=== Your goal ===
Check every line for the word "tonneau" and state how many lines have it. Reply with the number alone.

(Dataset records)
※ ※ ※

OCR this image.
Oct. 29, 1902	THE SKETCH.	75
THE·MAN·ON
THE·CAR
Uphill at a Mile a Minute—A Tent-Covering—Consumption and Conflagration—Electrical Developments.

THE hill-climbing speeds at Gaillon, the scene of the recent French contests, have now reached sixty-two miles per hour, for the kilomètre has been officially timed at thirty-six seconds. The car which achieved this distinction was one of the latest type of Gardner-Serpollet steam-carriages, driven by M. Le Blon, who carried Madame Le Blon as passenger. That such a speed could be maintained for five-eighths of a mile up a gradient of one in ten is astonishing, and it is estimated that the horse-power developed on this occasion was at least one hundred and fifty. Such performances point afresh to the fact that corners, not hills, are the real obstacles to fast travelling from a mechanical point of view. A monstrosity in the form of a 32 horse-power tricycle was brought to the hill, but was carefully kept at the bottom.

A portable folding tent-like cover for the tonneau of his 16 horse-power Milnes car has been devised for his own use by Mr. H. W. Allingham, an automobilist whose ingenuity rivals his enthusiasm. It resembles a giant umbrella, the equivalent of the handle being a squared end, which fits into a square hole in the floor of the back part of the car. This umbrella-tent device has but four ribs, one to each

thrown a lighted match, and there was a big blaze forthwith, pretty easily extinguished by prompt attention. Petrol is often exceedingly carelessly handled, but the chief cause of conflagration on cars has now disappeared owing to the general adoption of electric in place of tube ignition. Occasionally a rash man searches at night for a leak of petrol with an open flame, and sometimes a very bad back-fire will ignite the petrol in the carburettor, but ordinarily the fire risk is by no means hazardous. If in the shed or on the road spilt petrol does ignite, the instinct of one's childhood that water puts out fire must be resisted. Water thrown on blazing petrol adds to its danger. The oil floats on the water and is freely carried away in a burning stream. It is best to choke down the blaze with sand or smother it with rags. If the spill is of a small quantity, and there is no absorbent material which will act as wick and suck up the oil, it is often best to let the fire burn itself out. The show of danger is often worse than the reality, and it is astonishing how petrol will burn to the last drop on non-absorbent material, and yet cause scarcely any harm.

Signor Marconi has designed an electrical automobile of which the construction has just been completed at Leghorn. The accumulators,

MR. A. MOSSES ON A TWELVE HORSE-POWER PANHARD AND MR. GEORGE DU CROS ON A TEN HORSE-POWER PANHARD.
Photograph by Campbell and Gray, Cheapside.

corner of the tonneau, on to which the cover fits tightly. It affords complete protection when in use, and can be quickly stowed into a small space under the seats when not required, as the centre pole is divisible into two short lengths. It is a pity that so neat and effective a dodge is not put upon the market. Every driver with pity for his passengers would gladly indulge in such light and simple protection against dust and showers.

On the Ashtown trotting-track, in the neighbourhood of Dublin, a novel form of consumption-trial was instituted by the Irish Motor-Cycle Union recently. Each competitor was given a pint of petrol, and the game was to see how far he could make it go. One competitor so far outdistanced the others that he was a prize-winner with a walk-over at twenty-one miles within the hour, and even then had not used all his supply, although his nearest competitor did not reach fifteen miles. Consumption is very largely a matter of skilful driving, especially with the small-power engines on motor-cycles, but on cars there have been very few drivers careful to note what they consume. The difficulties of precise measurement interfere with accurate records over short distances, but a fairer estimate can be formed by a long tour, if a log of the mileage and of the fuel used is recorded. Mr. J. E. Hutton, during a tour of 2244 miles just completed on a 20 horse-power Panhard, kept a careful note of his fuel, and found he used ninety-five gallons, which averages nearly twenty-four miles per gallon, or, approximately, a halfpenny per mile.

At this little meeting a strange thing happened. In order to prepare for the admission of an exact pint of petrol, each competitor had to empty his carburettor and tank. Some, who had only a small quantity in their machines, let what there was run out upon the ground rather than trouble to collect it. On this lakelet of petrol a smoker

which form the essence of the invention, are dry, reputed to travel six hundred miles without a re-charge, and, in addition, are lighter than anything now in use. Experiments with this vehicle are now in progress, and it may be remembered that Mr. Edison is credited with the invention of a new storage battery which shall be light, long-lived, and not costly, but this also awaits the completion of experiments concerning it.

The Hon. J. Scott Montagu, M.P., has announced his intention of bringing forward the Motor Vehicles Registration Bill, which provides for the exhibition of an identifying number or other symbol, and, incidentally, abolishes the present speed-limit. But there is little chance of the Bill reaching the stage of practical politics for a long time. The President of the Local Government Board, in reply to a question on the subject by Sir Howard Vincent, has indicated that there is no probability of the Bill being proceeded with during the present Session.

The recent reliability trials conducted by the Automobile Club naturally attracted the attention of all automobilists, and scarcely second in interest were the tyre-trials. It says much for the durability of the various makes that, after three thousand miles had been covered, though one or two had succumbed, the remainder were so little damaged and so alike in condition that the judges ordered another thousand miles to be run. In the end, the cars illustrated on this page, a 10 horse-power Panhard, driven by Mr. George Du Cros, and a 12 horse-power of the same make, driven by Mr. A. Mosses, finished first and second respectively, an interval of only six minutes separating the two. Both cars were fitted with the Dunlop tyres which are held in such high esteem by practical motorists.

※ ※ ※

=== Expected answer ===
2